** start Material for this task **
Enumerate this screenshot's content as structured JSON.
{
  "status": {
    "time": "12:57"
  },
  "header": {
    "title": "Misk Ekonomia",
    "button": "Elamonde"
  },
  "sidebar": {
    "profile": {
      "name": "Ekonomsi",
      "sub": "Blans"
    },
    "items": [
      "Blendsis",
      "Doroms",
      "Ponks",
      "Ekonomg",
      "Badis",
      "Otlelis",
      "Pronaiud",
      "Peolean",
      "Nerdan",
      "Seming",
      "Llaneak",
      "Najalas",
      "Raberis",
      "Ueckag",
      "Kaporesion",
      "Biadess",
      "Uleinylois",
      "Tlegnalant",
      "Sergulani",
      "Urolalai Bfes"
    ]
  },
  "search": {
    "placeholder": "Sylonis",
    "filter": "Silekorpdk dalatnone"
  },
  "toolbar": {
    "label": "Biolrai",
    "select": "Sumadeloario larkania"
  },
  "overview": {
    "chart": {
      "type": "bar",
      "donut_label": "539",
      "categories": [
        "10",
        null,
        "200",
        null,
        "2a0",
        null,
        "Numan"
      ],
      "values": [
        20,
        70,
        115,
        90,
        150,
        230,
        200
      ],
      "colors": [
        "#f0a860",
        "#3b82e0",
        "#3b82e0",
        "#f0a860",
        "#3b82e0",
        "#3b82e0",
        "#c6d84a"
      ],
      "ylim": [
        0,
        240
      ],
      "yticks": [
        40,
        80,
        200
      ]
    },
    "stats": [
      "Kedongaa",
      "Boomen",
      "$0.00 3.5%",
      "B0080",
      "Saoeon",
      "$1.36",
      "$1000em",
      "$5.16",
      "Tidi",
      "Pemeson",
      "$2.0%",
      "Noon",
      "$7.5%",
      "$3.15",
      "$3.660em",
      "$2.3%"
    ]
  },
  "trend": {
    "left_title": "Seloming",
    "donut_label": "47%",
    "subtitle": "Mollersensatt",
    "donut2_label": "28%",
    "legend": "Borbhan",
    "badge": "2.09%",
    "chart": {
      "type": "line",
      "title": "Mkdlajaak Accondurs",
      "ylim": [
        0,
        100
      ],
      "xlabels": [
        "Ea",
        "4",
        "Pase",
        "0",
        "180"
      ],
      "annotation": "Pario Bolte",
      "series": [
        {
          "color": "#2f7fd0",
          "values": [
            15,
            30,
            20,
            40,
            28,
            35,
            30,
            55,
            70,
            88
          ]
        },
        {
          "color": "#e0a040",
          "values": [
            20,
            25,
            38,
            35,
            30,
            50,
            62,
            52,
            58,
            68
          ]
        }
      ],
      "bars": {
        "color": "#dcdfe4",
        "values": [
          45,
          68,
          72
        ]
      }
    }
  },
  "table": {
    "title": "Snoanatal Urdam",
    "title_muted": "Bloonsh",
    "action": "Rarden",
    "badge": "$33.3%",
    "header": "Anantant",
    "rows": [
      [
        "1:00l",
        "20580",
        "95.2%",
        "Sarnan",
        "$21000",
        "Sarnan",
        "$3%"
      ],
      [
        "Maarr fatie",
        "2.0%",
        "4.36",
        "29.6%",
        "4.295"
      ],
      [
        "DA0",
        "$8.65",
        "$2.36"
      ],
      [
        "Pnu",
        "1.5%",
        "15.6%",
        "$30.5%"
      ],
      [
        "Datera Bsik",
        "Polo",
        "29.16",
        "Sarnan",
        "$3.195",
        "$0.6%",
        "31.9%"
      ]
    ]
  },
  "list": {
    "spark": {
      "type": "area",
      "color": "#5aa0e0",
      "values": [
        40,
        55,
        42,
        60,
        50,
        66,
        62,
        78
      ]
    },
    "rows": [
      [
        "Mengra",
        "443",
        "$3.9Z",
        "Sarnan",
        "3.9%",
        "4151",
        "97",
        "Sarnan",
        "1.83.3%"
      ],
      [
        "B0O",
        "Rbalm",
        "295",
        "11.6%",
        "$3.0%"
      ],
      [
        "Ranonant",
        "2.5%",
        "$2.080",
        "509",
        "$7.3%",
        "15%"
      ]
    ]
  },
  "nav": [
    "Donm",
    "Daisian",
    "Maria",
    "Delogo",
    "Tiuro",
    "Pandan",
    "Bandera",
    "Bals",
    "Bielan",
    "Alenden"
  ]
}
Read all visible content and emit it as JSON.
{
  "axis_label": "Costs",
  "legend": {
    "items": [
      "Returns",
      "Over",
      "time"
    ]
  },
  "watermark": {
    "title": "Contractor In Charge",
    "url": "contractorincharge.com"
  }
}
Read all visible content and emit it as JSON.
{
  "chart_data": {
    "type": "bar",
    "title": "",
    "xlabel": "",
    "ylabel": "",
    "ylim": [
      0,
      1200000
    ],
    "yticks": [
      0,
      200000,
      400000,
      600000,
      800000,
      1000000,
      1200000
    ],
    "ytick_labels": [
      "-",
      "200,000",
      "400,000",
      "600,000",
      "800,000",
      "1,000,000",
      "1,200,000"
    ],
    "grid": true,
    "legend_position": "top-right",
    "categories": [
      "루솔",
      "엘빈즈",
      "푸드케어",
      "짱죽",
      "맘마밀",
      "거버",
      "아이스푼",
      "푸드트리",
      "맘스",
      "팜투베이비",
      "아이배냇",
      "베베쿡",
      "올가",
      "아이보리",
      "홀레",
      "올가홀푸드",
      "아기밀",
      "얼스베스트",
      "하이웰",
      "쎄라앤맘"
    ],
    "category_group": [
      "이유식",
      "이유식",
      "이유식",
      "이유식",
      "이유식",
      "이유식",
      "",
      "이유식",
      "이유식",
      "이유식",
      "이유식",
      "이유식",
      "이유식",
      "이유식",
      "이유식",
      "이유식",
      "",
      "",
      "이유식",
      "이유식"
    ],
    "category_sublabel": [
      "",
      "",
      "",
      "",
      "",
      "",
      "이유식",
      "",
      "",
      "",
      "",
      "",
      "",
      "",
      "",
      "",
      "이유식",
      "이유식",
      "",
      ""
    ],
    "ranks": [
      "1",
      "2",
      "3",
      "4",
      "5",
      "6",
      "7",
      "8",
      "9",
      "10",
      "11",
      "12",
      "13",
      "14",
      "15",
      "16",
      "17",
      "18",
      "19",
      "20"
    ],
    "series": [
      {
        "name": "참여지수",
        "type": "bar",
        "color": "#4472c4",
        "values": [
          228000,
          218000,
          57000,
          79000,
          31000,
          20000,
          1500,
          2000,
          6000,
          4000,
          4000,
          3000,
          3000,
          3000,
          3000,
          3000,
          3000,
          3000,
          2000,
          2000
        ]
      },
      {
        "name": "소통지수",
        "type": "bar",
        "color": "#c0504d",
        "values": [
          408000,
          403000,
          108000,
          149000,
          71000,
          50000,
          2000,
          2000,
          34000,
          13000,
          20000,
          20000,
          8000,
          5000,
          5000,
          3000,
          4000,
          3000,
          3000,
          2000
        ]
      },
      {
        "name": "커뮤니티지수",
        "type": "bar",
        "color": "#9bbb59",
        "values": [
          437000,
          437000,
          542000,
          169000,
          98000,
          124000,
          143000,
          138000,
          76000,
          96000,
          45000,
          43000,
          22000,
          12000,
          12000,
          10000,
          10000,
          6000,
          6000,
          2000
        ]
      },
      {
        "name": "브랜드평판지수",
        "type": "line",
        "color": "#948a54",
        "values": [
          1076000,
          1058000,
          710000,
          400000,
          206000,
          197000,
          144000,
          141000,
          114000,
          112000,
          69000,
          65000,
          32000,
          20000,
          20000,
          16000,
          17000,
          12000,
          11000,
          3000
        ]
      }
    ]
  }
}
** end Material for this task **
All of the material above needs to be copied exactly.

Enumerate this screenshot's content as structured JSON.
{
  "status": {
    "time": "12:57"
  },
  "header": {
    "title": "Misk Ekonomia",
    "button": "Elamonde"
  },
  "sidebar": {
    "profile": {
      "name": "Ekonomsi",
      "sub": "Blans"
    },
    "items": [
      "Blendsis",
      "Doroms",
      "Ponks",
      "Ekonomg",
      "Badis",
      "Otlelis",
      "Pronaiud",
      "Peolean",
      "Nerdan",
      "Seming",
      "Llaneak",
      "Najalas",
      "Raberis",
      "Ueckag",
      "Kaporesion",
      "Biadess",
      "Uleinylois",
      "Tlegnalant",
      "Sergulani",
      "Urolalai Bfes"
    ]
  },
  "search": {
    "placeholder": "Sylonis",
    "filter": "Silekorpdk dalatnone"
  },
  "toolbar": {
    "label": "Biolrai",
    "select": "Sumadeloario larkania"
  },
  "overview": {
    "chart": {
      "type": "bar",
      "donut_label": "539",
      "categories": [
        "10",
        null,
        "200",
        null,
        "2a0",
        null,
        "Numan"
      ],
      "values": [
        20,
        70,
        115,
        90,
        150,
        230,
        200
      ],
      "colors": [
        "#f0a860",
        "#3b82e0",
        "#3b82e0",
        "#f0a860",
        "#3b82e0",
        "#3b82e0",
        "#c6d84a"
      ],
      "ylim": [
        0,
        240
      ],
      "yticks": [
        40,
        80,
        200
      ]
    },
    "stats": [
      "Kedongaa",
      "Boomen",
      "$0.00 3.5%",
      "B0080",
      "Saoeon",
      "$1.36",
      "$1000em",
      "$5.16",
      "Tidi",
      "Pemeson",
      "$2.0%",
      "Noon",
      "$7.5%",
      "$3.15",
      "$3.660em",
      "$2.3%"
    ]
  },
  "trend": {
    "left_title": "Seloming",
    "donut_label": "47%",
    "subtitle": "Mollersensatt",
    "donut2_label": "28%",
    "legend": "Borbhan",
    "badge": "2.09%",
    "chart": {
      "type": "line",
      "title": "Mkdlajaak Accondurs",
      "ylim": [
        0,
        100
      ],
      "xlabels": [
        "Ea",
        "4",
        "Pase",
        "0",
        "180"
      ],
      "annotation": "Pario Bolte",
      "series": [
        {
          "color": "#2f7fd0",
          "values": [
            15,
            30,
            20,
            40,
            28,
            35,
            30,
            55,
            70,
            88
          ]
        },
        {
          "color": "#e0a040",
          "values": [
            20,
            25,
            38,
            35,
            30,
            50,
            62,
            52,
            58,
            68
          ]
        }
      ],
      "bars": {
        "color": "#dcdfe4",
        "values": [
          45,
          68,
          72
        ]
      }
    }
  },
  "table": {
    "title": "Snoanatal Urdam",
    "title_muted": "Bloonsh",
    "action": "Rarden",
    "badge": "$33.3%",
    "header": "Anantant",
    "rows": [
      [
        "1:00l",
        "20580",
        "95.2%",
        "Sarnan",
        "$21000",
        "Sarnan",
        "$3%"
      ],
      [
        "Maarr fatie",
        "2.0%",
        "4.36",
        "29.6%",
        "4.295"
      ],
      [
        "DA0",
        "$8.65",
        "$2.36"
      ],
      [
        "Pnu",
        "1.5%",
        "15.6%",
        "$30.5%"
      ],
      [
        "Datera Bsik",
        "Polo",
        "29.16",
        "Sarnan",
        "$3.195",
        "$0.6%",
        "31.9%"
      ]
    ]
  },
  "list": {
    "spark": {
      "type": "area",
      "color": "#5aa0e0",
      "values": [
        40,
        55,
        42,
        60,
        50,
        66,
        62,
        78
      ]
    },
    "rows": [
      [
        "Mengra",
        "443",
        "$3.9Z",
        "Sarnan",
        "3.9%",
        "4151",
        "97",
        "Sarnan",
        "1.83.3%"
      ],
      [
        "B0O",
        "Rbalm",
        "295",
        "11.6%",
        "$3.0%"
      ],
      [
        "Ranonant",
        "2.5%",
        "$2.080",
        "509",
        "$7.3%",
        "15%"
      ]
    ]
  },
  "nav": [
    "Donm",
    "Daisian",
    "Maria",
    "Delogo",
    "Tiuro",
    "Pandan",
    "Bandera",
    "Bals",
    "Bielan",
    "Alenden"
  ]
}
Read all visible content and emit it as JSON.
{
  "axis_label": "Costs",
  "legend": {
    "items": [
      "Returns",
      "Over",
      "time"
    ]
  },
  "watermark": {
    "title": "Contractor In Charge",
    "url": "contractorincharge.com"
  }
}
Read all visible content and emit it as JSON.
{
  "chart_data": {
    "type": "bar",
    "title": "",
    "xlabel": "",
    "ylabel": "",
    "ylim": [
      0,
      1200000
    ],
    "yticks": [
      0,
      200000,
      400000,
      600000,
      800000,
      1000000,
      1200000
    ],
    "ytick_labels": [
      "-",
      "200,000",
      "400,000",
      "600,000",
      "800,000",
      "1,000,000",
      "1,200,000"
    ],
    "grid": true,
    "legend_position": "top-right",
    "categories": [
      "루솔",
      "엘빈즈",
      "푸드케어",
      "짱죽",
      "맘마밀",
      "거버",
      "아이스푼",
      "푸드트리",
      "맘스",
      "팜투베이비",
      "아이배냇",
      "베베쿡",
      "올가",
      "아이보리",
      "홀레",
      "올가홀푸드",
      "아기밀",
      "얼스베스트",
      "하이웰",
      "쎄라앤맘"
    ],
    "category_group": [
      "이유식",
      "이유식",
      "이유식",
      "이유식",
      "이유식",
      "이유식",
      "",
      "이유식",
      "이유식",
      "이유식",
      "이유식",
      "이유식",
      "이유식",
      "이유식",
      "이유식",
      "이유식",
      "",
      "",
      "이유식",
      "이유식"
    ],
    "category_sublabel": [
      "",
      "",
      "",
      "",
      "",
      "",
      "이유식",
      "",
      "",
      "",
      "",
      "",
      "",
      "",
      "",
      "",
      "이유식",
      "이유식",
      "",
      ""
    ],
    "ranks": [
      "1",
      "2",
      "3",
      "4",
      "5",
      "6",
      "7",
      "8",
      "9",
      "10",
      "11",
      "12",
      "13",
      "14",
      "15",
      "16",
      "17",
      "18",
      "19",
      "20"
    ],
    "series": [
      {
        "name": "참여지수",
        "type": "bar",
        "color": "#4472c4",
        "values": [
          228000,
          218000,
          57000,
          79000,
          31000,
          20000,
          1500,
          2000,
          6000,
          4000,
          4000,
          3000,
          3000,
          3000,
          3000,
          3000,
          3000,
          3000,
          2000,
          2000
        ]
      },
      {
        "name": "소통지수",
        "type": "bar",
        "color": "#c0504d",
        "values": [
          408000,
          403000,
          108000,
          149000,
          71000,
          50000,
          2000,
          2000,
          34000,
          13000,
          20000,
          20000,
          8000,
          5000,
          5000,
          3000,
          4000,
          3000,
          3000,
          2000
        ]
      },
      {
        "name": "커뮤니티지수",
        "type": "bar",
        "color": "#9bbb59",
        "values": [
          437000,
          437000,
          542000,
          169000,
          98000,
          124000,
          143000,
          138000,
          76000,
          96000,
          45000,
          43000,
          22000,
          12000,
          12000,
          10000,
          10000,
          6000,
          6000,
          2000
        ]
      },
      {
        "name": "브랜드평판지수",
        "type": "line",
        "color": "#948a54",
        "values": [
          1076000,
          1058000,
          710000,
          400000,
          206000,
          197000,
          144000,
          141000,
          114000,
          112000,
          69000,
          65000,
          32000,
          20000,
          20000,
          16000,
          17000,
          12000,
          11000,
          3000
        ]
      }
    ]
  }
}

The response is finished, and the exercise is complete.